- YOUR GOAL -
Gather, from the data below, each line in which the word "that" occurs.

- GIVEN ENTRIES -
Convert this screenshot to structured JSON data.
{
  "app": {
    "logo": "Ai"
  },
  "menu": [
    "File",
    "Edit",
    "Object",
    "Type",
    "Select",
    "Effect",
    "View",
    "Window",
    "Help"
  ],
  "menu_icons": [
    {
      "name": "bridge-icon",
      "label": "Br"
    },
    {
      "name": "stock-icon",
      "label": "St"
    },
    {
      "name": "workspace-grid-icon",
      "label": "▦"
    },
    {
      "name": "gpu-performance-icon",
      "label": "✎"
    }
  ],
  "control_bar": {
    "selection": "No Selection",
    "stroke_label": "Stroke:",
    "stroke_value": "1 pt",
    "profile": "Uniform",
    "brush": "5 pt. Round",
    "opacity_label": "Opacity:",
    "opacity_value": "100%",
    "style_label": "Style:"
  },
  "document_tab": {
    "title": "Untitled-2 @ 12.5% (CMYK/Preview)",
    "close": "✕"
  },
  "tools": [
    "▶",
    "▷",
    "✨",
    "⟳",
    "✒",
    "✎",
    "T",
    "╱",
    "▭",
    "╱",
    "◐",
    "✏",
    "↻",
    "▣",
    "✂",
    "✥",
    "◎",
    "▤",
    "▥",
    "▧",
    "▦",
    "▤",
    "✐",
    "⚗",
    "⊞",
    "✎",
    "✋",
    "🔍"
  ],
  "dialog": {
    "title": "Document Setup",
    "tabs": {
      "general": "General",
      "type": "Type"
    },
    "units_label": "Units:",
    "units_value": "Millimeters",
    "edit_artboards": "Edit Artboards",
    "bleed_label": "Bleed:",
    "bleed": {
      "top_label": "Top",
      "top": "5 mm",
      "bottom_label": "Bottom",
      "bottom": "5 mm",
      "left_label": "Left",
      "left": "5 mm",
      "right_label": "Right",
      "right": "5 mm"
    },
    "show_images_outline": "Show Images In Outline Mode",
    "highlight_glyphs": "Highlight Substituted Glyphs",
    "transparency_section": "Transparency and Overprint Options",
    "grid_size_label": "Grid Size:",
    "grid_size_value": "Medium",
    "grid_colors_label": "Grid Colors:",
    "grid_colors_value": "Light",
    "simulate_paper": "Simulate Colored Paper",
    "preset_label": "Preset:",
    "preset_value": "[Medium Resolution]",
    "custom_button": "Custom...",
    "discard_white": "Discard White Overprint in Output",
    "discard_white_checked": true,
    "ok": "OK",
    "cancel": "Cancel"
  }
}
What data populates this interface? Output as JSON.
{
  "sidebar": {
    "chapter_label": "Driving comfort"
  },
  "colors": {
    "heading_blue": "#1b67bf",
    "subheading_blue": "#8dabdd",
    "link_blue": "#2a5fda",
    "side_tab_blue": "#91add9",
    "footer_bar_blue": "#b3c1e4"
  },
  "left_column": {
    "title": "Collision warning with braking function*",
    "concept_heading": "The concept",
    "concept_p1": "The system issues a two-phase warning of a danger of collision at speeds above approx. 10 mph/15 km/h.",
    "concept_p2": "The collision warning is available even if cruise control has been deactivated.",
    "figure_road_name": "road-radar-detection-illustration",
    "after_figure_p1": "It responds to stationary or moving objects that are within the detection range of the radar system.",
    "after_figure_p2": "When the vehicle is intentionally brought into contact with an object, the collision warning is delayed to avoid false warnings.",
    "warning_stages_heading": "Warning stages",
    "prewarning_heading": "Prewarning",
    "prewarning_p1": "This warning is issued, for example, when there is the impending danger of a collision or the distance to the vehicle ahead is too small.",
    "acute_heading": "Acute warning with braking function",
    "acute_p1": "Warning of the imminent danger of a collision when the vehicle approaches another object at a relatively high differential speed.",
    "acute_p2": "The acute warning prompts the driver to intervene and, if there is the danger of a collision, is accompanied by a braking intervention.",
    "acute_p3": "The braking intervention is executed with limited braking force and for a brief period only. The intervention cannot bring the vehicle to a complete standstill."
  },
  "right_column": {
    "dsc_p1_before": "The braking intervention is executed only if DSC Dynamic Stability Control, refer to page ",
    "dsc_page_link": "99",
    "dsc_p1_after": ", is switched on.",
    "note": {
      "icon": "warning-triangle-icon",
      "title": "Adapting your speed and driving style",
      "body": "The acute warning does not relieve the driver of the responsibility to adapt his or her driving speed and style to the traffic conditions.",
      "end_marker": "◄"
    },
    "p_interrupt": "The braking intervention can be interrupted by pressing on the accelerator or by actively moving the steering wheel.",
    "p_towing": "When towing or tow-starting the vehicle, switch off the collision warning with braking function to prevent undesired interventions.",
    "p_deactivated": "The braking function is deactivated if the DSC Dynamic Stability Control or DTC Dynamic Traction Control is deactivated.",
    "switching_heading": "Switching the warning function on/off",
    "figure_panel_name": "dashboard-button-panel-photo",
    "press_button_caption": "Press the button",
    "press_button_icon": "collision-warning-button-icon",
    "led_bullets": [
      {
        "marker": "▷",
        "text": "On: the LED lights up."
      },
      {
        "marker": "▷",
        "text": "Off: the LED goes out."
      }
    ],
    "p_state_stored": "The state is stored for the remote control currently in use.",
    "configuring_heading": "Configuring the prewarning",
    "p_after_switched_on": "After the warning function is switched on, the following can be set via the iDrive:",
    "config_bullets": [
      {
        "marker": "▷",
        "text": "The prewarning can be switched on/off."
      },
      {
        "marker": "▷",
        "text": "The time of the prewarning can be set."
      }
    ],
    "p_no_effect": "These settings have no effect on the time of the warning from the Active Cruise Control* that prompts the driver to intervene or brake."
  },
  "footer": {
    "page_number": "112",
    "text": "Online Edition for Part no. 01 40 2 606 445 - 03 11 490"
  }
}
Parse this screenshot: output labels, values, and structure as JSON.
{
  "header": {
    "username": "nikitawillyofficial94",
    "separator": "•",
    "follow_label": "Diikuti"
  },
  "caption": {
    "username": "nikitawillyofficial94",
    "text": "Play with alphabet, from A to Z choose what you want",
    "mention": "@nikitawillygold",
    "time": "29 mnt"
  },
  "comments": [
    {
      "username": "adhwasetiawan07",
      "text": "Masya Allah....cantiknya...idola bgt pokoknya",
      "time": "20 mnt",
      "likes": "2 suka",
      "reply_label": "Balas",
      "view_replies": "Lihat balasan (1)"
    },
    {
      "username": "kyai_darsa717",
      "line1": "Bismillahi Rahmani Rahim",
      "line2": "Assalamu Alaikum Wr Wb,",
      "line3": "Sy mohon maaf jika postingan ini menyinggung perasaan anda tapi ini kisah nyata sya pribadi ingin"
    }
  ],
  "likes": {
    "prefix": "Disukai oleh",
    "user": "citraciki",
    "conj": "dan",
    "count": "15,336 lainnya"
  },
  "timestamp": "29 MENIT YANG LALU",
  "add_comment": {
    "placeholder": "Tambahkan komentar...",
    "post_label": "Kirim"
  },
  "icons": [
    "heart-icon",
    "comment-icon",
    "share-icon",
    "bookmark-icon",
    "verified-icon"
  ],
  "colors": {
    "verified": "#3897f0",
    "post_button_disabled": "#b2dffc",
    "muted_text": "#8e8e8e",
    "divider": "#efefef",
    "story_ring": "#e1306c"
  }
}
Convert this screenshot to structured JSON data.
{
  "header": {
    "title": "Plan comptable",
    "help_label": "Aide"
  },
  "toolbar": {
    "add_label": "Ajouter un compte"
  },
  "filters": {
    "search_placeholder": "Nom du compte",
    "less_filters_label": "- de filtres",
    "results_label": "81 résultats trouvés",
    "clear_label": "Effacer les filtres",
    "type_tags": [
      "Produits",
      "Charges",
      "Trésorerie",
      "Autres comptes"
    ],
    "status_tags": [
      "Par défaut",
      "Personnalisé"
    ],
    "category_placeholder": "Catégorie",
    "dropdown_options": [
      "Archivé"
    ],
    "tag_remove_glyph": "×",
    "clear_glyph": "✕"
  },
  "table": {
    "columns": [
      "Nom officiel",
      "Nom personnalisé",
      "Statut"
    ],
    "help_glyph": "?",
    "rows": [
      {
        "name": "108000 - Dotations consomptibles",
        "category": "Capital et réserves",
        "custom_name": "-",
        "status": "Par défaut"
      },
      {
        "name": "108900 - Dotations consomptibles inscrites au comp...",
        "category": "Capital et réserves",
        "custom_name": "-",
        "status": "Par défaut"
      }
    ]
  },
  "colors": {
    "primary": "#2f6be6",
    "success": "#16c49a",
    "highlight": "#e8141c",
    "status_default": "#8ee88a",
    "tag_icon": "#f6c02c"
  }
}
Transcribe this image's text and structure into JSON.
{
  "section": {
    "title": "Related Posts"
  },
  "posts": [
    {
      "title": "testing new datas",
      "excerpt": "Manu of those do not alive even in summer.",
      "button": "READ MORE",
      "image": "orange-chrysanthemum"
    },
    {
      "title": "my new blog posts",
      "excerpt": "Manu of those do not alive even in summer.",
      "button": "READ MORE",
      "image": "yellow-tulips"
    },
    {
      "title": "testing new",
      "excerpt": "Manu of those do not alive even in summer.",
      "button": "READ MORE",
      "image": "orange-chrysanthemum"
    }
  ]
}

- EXPECTED OUTPUT -
    "after_figure_p1": "It responds to stationary or moving objects that are within the detection range of the radar system.",
    "p_no_effect": "These settings have no effect on the time of the warning from the Active Cruise Control* that prompts the driver to intervene or brake."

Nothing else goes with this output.